# The task
Pick out every line with the word "States" and copy it.

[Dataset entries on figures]
[Begin]

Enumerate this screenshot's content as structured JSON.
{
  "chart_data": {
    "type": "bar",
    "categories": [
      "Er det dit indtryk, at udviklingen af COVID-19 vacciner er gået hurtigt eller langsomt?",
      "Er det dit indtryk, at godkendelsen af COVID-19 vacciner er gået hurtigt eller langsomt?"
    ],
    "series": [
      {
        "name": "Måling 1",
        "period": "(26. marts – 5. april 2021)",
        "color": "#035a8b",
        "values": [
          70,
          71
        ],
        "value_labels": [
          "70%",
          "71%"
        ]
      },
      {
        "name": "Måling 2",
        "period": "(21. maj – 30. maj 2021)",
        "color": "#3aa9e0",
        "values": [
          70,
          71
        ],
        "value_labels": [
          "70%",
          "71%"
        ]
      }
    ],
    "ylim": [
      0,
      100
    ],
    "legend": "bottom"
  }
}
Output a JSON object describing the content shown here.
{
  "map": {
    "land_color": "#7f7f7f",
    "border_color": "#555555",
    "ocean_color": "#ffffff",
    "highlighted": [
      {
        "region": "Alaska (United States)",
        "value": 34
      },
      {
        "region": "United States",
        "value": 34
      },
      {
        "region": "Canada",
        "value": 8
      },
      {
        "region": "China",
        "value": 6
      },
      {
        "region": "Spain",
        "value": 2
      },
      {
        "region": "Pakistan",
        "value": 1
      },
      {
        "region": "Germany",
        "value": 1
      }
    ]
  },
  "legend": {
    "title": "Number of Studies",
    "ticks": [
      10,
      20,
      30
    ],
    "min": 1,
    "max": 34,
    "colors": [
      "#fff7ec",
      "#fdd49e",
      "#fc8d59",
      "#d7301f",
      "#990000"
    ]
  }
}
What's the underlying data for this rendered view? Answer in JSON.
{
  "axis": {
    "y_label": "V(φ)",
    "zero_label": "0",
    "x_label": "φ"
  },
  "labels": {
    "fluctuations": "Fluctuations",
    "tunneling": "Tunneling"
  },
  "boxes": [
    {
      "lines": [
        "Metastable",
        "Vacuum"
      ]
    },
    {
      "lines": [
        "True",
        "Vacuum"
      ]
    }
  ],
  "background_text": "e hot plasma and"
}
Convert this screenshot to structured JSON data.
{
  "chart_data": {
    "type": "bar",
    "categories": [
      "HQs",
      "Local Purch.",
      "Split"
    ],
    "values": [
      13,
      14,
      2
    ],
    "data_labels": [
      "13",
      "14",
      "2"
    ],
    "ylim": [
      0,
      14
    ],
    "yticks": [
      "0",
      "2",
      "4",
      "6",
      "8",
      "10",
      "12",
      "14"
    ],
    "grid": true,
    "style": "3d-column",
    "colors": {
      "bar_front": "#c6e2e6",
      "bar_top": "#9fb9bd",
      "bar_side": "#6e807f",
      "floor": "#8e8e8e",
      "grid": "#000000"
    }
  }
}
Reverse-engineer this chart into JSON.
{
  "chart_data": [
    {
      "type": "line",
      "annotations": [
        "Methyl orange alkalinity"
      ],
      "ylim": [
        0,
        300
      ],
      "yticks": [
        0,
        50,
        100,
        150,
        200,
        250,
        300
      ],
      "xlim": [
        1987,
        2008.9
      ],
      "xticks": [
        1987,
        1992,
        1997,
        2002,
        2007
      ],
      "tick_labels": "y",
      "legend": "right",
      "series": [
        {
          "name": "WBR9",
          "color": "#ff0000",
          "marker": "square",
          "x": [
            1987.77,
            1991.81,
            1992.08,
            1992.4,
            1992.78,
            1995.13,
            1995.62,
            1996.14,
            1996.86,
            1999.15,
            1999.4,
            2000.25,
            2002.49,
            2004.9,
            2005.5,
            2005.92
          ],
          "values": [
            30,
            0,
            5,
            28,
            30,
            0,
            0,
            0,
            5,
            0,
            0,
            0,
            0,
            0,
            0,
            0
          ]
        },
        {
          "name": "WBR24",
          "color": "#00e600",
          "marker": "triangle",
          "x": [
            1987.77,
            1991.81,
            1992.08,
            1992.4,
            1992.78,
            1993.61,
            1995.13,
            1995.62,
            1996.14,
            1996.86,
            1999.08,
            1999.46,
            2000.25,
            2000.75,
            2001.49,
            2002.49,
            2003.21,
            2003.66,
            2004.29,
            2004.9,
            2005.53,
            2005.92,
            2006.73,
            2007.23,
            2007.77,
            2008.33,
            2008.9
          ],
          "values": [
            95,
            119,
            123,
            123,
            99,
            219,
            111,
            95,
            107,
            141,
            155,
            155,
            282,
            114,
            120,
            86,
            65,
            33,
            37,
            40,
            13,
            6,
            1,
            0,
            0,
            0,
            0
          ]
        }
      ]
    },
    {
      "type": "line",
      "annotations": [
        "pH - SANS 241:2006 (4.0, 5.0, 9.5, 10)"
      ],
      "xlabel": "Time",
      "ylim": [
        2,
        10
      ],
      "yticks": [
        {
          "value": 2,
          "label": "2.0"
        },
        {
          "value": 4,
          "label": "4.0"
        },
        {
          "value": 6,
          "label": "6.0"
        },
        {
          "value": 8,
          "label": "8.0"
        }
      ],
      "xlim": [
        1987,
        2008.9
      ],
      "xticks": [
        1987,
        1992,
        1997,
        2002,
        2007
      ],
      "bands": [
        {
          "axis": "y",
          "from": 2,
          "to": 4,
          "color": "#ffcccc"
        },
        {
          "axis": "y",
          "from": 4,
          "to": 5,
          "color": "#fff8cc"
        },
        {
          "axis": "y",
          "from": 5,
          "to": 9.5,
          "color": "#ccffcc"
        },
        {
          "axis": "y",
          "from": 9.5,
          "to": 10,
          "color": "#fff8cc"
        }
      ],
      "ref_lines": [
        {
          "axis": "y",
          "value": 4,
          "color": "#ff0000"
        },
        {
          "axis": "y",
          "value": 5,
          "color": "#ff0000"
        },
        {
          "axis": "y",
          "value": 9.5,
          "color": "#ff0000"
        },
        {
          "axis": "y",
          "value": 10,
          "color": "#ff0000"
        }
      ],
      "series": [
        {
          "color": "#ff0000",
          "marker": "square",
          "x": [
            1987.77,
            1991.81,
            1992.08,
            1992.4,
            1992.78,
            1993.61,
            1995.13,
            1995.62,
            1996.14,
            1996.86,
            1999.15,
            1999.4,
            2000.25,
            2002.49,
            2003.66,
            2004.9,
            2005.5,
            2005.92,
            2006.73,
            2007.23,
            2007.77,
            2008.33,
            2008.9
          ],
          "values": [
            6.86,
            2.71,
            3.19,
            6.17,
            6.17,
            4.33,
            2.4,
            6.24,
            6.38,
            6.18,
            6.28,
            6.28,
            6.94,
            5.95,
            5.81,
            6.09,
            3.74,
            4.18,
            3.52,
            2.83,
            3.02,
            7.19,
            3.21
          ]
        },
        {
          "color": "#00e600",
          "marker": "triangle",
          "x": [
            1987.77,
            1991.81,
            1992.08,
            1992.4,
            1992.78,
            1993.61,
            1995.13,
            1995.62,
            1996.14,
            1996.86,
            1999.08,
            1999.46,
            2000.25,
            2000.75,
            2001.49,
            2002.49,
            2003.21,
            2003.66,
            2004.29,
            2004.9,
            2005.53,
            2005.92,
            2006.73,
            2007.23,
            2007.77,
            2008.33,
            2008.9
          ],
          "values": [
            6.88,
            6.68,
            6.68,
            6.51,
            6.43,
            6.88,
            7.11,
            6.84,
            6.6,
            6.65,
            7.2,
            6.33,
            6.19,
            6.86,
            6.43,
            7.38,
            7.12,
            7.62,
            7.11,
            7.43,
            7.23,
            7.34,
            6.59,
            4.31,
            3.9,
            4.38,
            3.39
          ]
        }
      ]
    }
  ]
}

[End]

# Answer to this exercise
        "region": "Alaska (United States)",
        "region": "United States",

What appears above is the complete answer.